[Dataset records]
§ §

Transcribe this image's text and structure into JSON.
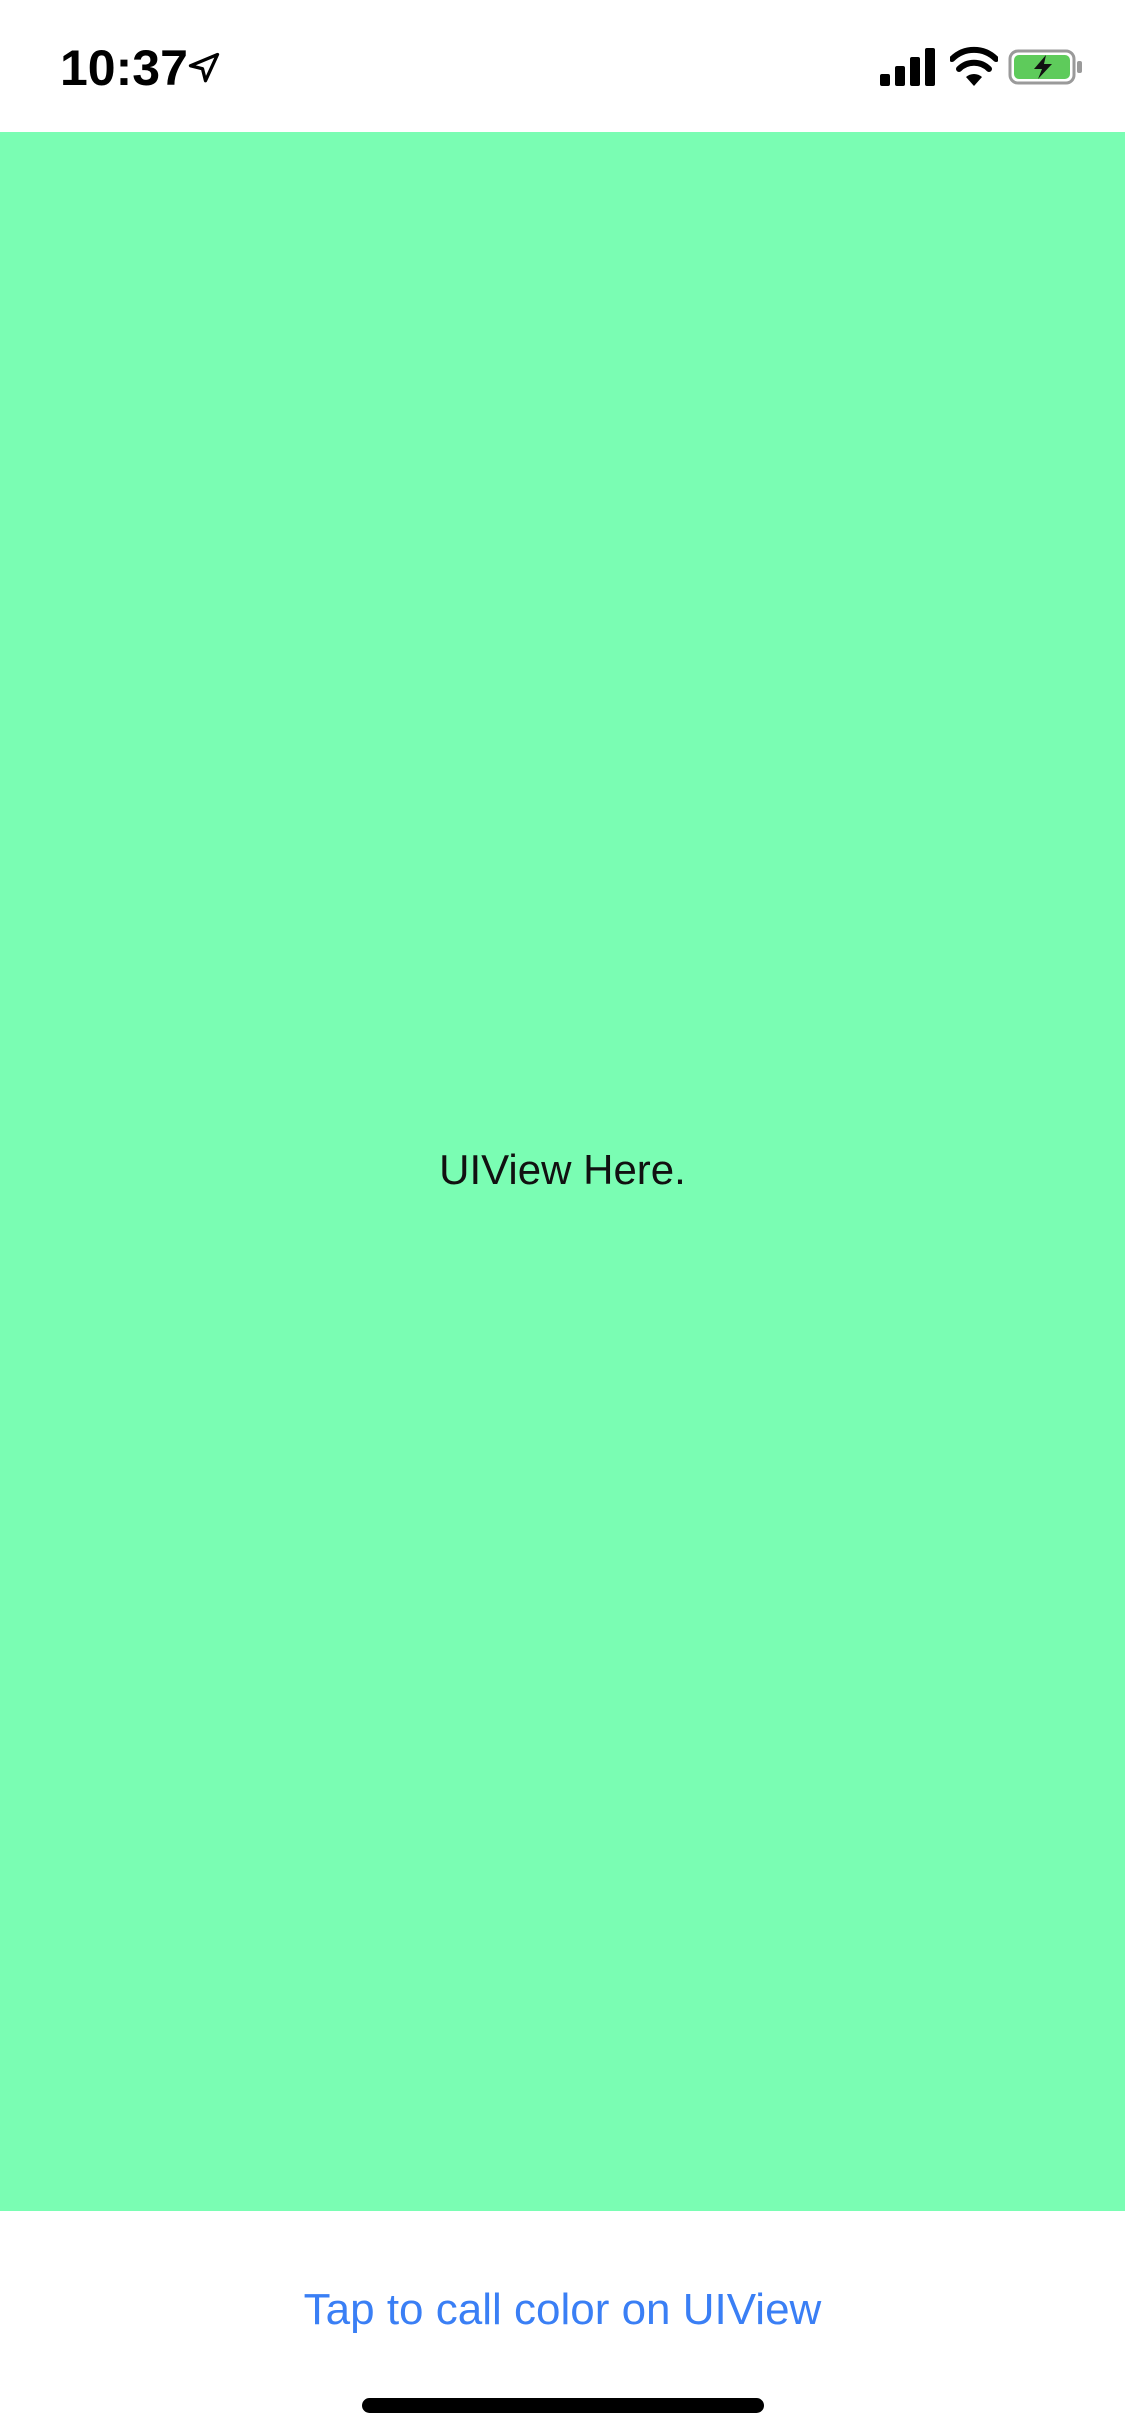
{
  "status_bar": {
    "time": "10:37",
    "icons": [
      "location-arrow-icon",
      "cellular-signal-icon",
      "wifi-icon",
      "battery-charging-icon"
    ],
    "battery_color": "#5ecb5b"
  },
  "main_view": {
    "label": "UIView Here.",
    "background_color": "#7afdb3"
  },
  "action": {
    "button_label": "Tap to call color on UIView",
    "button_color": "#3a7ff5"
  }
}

§ §

__TASK DIRECTIONS__: Transcribe the records verbatim and omit the images.

__CORRECT OUTPUT__:
Transcribe this image's text and structure into JSON.
{
  "status_bar": {
    "time": "10:37",
    "icons": [
      "location-arrow-icon",
      "cellular-signal-icon",
      "wifi-icon",
      "battery-charging-icon"
    ],
    "battery_color": "#5ecb5b"
  },
  "main_view": {
    "label": "UIView Here.",
    "background_color": "#7afdb3"
  },
  "action": {
    "button_label": "Tap to call color on UIView",
    "button_color": "#3a7ff5"
  }
}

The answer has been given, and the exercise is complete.